• À faire:
Recopiez à l'identique tout le passage du texte sur le Scaf qui va de « Mais huit ans » jusqu'à « coopération militaire européenne. ».

• Texte source:
Face à des divergences profondes avec la France sur le programme d’avion de combat du futur, l’Allemagne envisage de faire cavalier seul ou de nouer de nouvelles alliances. Un tournant stratégique qui pourrait signer la fin du rêve d’unité européenne en matière de défense aérienne.
Un programme symbole d’ambition… et de discorde
En 2017, lorsque la France, l’Allemagne et l’Espagne annoncent en grande pompe le lancement du Scaf « Système de Combat Aérien du Futur » c’est toute une ambition européenne qui prend son envol. Le projet, censé remplacer à l’horizon 2040 les Rafale français et les Eurofighter allemands, s’impose comme le fleuron d’une Europe de la défense enfin souveraine, capable de rivaliser avec les États-Unis et la Chine sur le terrain technologique.
Mais huit ans plus tard, ce qui devait être le pilier d’un partenariat stratégique entre Paris et Berlin s’enlise dans une série de désaccords profonds. Selon plusieurs sources proches du dossier, l’Allemagne envisagerait aujourd’hui de poursuivre le programme sans la France, évoquant même des partenariats alternatifs avec la Suède ou le Royaume-Uni. Une rupture qui, si elle se concrétisait, marquerait un échec retentissant pour la coopération militaire européenne.

• Matériel:
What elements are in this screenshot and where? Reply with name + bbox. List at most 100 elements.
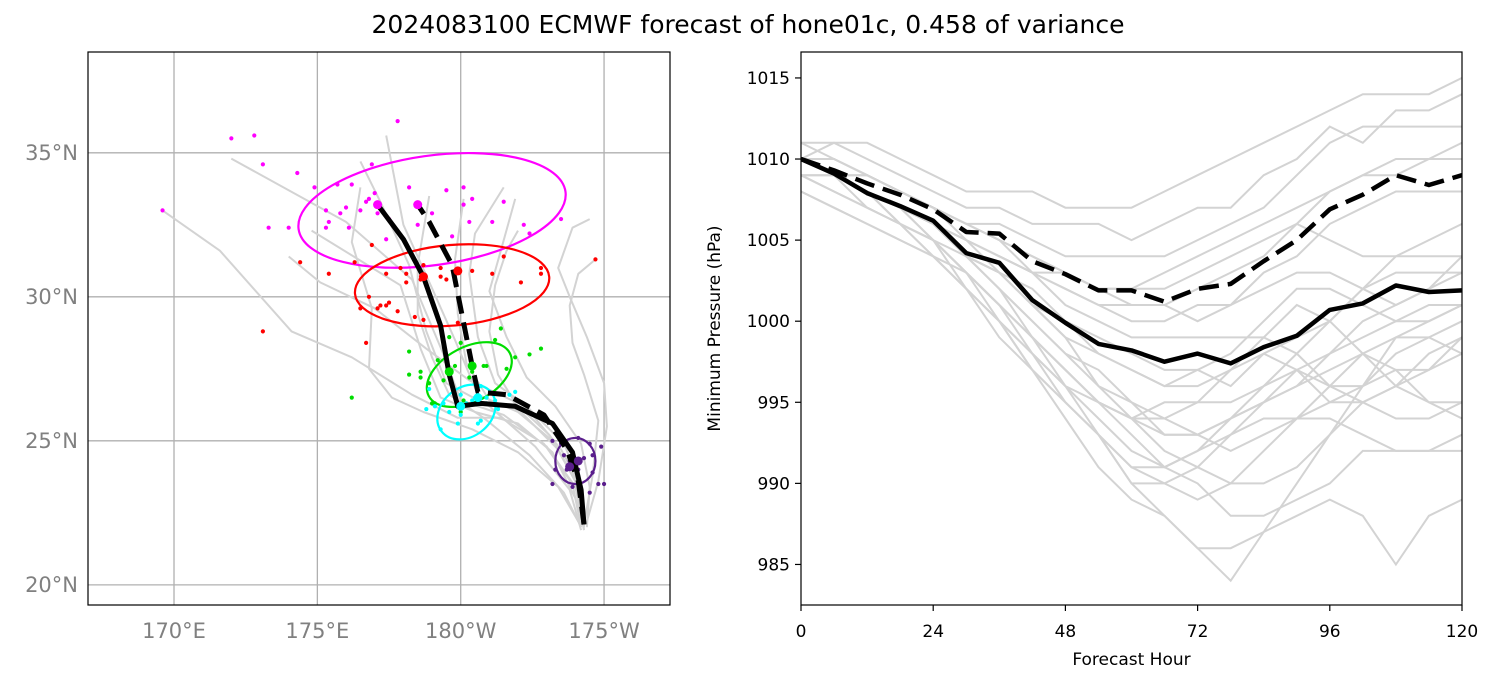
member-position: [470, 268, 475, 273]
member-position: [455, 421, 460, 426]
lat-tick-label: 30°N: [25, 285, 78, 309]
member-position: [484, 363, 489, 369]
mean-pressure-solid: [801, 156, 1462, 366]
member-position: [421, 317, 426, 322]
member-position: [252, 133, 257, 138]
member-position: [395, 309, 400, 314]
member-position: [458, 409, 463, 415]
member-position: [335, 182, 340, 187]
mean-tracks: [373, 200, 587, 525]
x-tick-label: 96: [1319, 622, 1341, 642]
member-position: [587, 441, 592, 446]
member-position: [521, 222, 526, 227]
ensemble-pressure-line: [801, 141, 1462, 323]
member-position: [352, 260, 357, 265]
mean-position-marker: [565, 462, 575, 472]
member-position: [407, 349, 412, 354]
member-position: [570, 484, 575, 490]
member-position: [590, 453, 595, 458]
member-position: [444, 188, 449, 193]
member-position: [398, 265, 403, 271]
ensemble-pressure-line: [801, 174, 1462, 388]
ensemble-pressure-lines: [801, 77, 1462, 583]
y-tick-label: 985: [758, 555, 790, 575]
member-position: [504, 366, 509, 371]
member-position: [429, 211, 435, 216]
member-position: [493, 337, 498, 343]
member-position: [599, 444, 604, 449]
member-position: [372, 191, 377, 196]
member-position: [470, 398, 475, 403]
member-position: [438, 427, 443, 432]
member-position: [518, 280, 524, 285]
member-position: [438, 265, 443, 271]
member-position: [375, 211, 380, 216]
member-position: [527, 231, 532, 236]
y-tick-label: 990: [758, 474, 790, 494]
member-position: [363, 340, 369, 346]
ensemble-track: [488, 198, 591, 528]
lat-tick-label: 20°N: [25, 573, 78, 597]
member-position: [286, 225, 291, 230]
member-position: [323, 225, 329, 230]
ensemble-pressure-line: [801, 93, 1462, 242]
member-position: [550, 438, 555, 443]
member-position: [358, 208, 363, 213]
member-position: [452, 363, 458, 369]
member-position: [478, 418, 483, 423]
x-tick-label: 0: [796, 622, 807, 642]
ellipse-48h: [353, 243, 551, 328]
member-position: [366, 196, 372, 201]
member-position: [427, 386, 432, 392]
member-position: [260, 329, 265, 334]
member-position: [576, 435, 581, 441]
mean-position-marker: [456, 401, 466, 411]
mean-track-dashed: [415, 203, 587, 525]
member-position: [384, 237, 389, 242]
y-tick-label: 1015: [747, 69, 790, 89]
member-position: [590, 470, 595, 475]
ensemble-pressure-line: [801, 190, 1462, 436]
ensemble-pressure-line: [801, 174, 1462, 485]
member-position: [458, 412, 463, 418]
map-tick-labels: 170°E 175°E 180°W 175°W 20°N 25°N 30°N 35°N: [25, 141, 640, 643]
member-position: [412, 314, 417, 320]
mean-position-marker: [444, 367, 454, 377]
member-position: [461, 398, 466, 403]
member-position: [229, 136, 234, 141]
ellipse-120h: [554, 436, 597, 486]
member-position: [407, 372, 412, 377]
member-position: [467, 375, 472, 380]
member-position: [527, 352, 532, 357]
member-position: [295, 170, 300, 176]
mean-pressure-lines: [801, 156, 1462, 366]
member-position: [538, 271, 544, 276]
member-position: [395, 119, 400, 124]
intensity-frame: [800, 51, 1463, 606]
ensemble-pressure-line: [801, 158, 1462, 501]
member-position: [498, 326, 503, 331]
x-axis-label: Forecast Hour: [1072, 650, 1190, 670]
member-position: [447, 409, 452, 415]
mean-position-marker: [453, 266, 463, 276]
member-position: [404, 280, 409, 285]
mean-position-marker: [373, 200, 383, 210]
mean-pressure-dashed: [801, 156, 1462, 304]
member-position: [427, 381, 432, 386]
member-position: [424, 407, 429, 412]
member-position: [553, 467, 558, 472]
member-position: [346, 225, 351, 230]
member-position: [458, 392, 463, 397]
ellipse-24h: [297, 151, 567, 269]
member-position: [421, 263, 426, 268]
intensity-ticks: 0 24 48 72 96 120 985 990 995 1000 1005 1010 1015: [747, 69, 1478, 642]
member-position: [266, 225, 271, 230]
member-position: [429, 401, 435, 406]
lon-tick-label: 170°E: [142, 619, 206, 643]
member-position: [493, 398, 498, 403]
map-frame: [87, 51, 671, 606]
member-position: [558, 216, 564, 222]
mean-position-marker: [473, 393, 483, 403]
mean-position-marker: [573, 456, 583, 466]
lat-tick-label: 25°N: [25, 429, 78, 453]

==

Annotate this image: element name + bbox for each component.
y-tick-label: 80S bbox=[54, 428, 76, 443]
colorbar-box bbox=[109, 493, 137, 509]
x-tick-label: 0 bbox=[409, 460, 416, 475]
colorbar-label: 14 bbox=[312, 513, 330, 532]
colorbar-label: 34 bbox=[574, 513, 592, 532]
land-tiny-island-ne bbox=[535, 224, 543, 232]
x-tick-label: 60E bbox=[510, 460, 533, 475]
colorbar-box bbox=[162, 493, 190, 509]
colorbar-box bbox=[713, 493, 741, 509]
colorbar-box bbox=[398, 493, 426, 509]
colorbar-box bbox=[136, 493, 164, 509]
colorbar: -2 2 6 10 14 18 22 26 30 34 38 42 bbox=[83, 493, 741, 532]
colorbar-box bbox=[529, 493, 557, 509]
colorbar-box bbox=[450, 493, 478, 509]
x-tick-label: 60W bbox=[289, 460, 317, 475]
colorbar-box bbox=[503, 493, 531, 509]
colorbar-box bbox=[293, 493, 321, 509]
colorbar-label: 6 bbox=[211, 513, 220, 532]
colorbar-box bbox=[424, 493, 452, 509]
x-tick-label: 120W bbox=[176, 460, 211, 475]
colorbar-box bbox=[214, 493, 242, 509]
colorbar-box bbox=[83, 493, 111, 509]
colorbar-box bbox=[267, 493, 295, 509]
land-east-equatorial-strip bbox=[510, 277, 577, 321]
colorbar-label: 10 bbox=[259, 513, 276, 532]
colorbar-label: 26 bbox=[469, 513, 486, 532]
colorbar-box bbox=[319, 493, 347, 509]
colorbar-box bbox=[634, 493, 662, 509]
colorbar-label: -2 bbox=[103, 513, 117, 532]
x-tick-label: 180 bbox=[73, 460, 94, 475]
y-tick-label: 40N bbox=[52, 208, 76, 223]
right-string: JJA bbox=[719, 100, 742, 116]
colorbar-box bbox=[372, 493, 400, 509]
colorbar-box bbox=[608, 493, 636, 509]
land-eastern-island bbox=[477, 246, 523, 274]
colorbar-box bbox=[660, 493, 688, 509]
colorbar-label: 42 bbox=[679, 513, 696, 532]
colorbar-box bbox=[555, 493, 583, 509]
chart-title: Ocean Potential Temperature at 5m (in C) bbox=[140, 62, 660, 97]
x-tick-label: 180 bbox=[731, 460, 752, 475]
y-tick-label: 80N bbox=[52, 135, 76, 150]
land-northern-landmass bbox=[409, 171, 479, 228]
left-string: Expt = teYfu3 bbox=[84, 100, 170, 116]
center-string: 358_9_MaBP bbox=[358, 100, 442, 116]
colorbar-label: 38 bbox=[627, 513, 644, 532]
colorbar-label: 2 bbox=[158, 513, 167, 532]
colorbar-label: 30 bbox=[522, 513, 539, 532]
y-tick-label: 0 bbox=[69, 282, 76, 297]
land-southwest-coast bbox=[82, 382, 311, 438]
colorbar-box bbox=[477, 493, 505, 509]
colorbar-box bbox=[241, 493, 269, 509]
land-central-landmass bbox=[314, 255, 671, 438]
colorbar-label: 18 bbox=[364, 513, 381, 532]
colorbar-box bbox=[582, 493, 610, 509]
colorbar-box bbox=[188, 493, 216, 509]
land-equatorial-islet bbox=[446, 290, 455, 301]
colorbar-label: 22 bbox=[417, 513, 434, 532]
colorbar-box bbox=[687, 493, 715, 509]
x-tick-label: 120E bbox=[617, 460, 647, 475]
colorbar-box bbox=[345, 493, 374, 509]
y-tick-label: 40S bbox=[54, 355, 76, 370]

• Solution ci-dessous:
Mais huit ans plus tard, ce qui devait être le pilier d’un partenariat stratégique entre Paris et Berlin s’enlise dans une série de désaccords profonds. Selon plusieurs sources proches du dossier, l’Allemagne envisagerait aujourd’hui de poursuivre le programme sans la France, évoquant même des partenariats alternatifs avec la Suède ou le Royaume-Uni. Une rupture qui, si elle se concrétisait, marquerait un échec retentissant pour la coopération militaire européenne.